EXERCISE REQUIREMENTS: Please restate every record below word for word.

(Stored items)

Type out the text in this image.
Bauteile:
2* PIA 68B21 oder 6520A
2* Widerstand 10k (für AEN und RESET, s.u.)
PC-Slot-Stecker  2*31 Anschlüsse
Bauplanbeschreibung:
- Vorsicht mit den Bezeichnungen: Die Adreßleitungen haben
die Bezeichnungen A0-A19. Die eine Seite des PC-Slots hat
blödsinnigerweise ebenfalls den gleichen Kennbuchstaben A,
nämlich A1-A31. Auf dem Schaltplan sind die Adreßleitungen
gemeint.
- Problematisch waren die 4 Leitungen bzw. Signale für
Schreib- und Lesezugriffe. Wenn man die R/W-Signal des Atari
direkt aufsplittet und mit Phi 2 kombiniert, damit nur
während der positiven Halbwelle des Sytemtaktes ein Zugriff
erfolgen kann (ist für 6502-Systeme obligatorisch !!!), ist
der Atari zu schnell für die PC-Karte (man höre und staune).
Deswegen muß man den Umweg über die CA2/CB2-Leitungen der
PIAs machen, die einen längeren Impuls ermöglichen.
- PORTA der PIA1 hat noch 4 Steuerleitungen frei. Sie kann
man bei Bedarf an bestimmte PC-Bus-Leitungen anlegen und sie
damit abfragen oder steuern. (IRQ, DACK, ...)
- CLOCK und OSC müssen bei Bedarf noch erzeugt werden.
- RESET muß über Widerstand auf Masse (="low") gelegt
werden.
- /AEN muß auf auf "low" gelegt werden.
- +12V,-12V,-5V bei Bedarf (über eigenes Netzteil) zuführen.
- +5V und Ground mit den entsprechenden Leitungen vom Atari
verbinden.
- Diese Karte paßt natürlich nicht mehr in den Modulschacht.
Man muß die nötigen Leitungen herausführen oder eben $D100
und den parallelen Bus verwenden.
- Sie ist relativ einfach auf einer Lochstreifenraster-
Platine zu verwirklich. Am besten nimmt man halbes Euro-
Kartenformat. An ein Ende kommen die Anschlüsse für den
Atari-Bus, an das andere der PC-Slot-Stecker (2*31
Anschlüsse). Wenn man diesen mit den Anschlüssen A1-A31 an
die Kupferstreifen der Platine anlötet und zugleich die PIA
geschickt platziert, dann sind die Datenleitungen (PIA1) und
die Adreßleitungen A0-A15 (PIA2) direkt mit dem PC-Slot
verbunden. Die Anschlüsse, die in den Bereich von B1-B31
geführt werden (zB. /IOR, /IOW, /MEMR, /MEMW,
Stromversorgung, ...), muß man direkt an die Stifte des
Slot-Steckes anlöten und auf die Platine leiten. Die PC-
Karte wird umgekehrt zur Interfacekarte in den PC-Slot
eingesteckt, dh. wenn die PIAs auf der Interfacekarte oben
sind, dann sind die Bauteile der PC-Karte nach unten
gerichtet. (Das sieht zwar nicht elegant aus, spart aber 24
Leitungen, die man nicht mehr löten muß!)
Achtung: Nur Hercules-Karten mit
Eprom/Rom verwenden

PROBLEM SOLUTION:
Type out the text in this image.
Bauteile:
2* PIA 68B21 oder 6520A
2* Widerstand 10k (für AEN und RESET, s.u.)
PC-Slot-Stecker  2*31 Anschlüsse
Bauplanbeschreibung:
- Vorsicht mit den Bezeichnungen: Die Adreßleitungen haben
die Bezeichnungen A0-A19. Die eine Seite des PC-Slots hat
blödsinnigerweise ebenfalls den gleichen Kennbuchstaben A,
nämlich A1-A31. Auf dem Schaltplan sind die Adreßleitungen
gemeint.
- Problematisch waren die 4 Leitungen bzw. Signale für
Schreib- und Lesezugriffe. Wenn man die R/W-Signal des Atari
direkt aufsplittet und mit Phi 2 kombiniert, damit nur
während der positiven Halbwelle des Sytemtaktes ein Zugriff
erfolgen kann (ist für 6502-Systeme obligatorisch !!!), ist
der Atari zu schnell für die PC-Karte (man höre und staune).
Deswegen muß man den Umweg über die CA2/CB2-Leitungen der
PIAs machen, die einen längeren Impuls ermöglichen.
- PORTA der PIA1 hat noch 4 Steuerleitungen frei. Sie kann
man bei Bedarf an bestimmte PC-Bus-Leitungen anlegen und sie
damit abfragen oder steuern. (IRQ, DACK, ...)
- CLOCK und OSC müssen bei Bedarf noch erzeugt werden.
- RESET muß über Widerstand auf Masse (="low") gelegt
werden.
- /AEN muß auf auf "low" gelegt werden.
- +12V,-12V,-5V bei Bedarf (über eigenes Netzteil) zuführen.
- +5V und Ground mit den entsprechenden Leitungen vom Atari
verbinden.
- Diese Karte paßt natürlich nicht mehr in den Modulschacht.
Man muß die nötigen Leitungen herausführen oder eben $D100
und den parallelen Bus verwenden.
- Sie ist relativ einfach auf einer Lochstreifenraster-
Platine zu verwirklich. Am besten nimmt man halbes Euro-
Kartenformat. An ein Ende kommen die Anschlüsse für den
Atari-Bus, an das andere der PC-Slot-Stecker (2*31
Anschlüsse). Wenn man diesen mit den Anschlüssen A1-A31 an
die Kupferstreifen der Platine anlötet und zugleich die PIA
geschickt platziert, dann sind die Datenleitungen (PIA1) und
die Adreßleitungen A0-A15 (PIA2) direkt mit dem PC-Slot
verbunden. Die Anschlüsse, die in den Bereich von B1-B31
geführt werden (zB. /IOR, /IOW, /MEMR, /MEMW,
Stromversorgung, ...), muß man direkt an die Stifte des
Slot-Steckes anlöten und auf die Platine leiten. Die PC-
Karte wird umgekehrt zur Interfacekarte in den PC-Slot
eingesteckt, dh. wenn die PIAs auf der Interfacekarte oben
sind, dann sind die Bauteile der PC-Karte nach unten
gerichtet. (Das sieht zwar nicht elegant aus, spart aber 24
Leitungen, die man nicht mehr löten muß!)
Achtung: Nur Hercules-Karten mit
Eprom/Rom verwenden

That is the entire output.